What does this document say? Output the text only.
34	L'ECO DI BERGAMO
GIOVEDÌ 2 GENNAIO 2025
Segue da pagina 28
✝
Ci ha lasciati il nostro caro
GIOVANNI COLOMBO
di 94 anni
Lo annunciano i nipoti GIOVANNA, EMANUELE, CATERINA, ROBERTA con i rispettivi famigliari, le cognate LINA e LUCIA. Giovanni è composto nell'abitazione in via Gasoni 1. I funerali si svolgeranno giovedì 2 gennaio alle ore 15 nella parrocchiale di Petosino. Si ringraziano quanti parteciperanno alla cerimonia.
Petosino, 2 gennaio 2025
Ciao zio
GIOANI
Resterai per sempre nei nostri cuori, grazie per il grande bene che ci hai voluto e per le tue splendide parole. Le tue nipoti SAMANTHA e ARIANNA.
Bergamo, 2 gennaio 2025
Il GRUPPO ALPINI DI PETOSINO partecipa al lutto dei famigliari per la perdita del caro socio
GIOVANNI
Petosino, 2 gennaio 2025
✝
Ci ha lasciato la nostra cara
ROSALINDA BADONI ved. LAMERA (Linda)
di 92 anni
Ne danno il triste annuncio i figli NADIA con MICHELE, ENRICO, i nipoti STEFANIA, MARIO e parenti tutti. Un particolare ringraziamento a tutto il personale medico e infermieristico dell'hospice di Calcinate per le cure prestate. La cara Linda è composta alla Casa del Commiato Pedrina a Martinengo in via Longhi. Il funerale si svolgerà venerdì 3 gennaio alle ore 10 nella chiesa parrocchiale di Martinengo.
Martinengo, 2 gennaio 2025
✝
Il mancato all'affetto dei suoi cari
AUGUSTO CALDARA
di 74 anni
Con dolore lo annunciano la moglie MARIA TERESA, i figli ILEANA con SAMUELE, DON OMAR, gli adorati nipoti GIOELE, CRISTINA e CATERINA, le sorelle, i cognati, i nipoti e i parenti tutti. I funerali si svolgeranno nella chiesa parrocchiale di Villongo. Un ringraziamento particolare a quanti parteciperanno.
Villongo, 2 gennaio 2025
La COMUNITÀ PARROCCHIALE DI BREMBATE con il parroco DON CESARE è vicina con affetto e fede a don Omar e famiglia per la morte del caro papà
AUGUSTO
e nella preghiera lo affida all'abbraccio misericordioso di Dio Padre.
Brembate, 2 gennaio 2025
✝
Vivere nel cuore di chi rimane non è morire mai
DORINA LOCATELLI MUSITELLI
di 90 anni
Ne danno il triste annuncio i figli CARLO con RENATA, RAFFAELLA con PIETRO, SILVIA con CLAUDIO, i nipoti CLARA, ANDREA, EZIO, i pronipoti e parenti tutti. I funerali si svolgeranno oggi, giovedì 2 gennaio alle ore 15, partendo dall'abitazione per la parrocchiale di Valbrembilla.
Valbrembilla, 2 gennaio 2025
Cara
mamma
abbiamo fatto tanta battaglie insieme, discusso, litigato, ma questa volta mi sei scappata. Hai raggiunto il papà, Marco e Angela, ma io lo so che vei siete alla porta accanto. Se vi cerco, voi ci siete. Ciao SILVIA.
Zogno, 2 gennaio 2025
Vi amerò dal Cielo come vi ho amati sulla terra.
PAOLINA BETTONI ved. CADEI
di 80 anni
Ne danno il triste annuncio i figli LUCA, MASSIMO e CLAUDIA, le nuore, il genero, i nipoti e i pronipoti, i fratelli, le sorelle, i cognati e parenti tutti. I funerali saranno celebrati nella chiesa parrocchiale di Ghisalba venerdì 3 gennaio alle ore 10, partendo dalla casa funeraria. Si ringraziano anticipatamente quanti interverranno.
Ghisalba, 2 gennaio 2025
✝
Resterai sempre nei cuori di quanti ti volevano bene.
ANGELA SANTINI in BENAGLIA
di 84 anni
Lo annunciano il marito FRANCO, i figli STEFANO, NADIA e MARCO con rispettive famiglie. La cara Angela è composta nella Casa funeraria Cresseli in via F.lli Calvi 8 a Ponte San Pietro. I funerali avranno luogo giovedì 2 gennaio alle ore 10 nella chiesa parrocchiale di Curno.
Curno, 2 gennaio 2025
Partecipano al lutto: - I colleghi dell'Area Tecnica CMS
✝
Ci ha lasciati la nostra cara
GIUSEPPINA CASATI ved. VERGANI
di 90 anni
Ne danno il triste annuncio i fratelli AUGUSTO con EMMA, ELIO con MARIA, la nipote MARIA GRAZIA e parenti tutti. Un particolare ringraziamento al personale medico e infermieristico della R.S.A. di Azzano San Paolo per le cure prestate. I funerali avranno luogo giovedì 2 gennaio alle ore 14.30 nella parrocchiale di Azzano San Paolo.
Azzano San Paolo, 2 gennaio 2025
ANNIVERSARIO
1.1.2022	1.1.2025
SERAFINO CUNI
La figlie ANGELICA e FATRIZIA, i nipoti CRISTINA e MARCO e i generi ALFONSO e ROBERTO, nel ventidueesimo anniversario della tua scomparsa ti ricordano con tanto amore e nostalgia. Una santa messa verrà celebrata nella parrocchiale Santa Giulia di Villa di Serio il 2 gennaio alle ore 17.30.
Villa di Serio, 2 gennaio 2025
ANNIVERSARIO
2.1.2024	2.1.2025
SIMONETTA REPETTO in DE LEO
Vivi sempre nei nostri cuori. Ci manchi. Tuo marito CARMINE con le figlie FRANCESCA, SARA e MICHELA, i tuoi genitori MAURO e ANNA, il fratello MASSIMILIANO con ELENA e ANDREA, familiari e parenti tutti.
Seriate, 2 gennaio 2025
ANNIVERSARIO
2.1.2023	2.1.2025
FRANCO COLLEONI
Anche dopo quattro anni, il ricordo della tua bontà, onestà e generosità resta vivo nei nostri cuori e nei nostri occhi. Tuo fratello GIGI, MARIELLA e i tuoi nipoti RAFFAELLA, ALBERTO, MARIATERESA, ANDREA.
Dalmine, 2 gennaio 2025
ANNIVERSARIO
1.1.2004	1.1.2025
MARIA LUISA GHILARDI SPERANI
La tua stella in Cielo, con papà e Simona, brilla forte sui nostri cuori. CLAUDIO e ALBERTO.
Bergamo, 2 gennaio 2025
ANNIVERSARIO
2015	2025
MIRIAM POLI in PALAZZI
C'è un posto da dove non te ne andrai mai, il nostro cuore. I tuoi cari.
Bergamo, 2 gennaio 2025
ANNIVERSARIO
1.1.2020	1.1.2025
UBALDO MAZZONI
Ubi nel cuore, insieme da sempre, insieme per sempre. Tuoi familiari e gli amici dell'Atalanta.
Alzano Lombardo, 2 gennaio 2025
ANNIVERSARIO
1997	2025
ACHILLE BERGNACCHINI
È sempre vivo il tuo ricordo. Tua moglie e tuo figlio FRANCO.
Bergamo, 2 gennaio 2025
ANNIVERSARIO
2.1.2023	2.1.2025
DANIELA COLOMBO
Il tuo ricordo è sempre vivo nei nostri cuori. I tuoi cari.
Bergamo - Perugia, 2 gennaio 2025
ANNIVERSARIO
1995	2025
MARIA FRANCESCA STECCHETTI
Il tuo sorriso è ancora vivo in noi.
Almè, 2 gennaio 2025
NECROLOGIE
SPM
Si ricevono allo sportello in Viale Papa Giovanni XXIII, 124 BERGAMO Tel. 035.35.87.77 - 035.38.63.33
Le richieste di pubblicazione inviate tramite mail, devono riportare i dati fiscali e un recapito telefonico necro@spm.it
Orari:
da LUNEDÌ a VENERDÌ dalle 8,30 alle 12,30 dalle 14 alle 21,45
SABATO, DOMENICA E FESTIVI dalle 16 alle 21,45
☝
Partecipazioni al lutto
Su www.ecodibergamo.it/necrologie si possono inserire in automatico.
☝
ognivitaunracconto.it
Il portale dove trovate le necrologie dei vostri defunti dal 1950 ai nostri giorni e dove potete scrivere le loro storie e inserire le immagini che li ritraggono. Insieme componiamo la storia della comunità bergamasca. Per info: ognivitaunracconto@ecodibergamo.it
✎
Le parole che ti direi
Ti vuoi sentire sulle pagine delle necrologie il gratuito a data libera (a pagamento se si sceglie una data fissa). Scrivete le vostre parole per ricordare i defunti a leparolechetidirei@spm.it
────
Look over the listing. Pull out every line with the string "marito" in it.

» **EXPECTED ANSWER**:
Lo annunciano il marito FRANCO, i figli STEFANO, NADIA e MARCO con rispettive famiglie. La cara Angela è composta nella Casa funeraria Cresseli in via F.lli Calvi 8 a Ponte San Pietro. I funerali avranno luogo giovedì 2 gennaio alle ore 10 nella chiesa parrocchiale di Curno.
Vivi sempre nei nostri cuori. Ci manchi. Tuo marito CARMINE con le figlie FRANCESCA, SARA e MICHELA, i tuoi genitori MAURO e ANNA, il fratello MASSIMILIANO con ELENA e ANDREA, familiari e parenti tutti.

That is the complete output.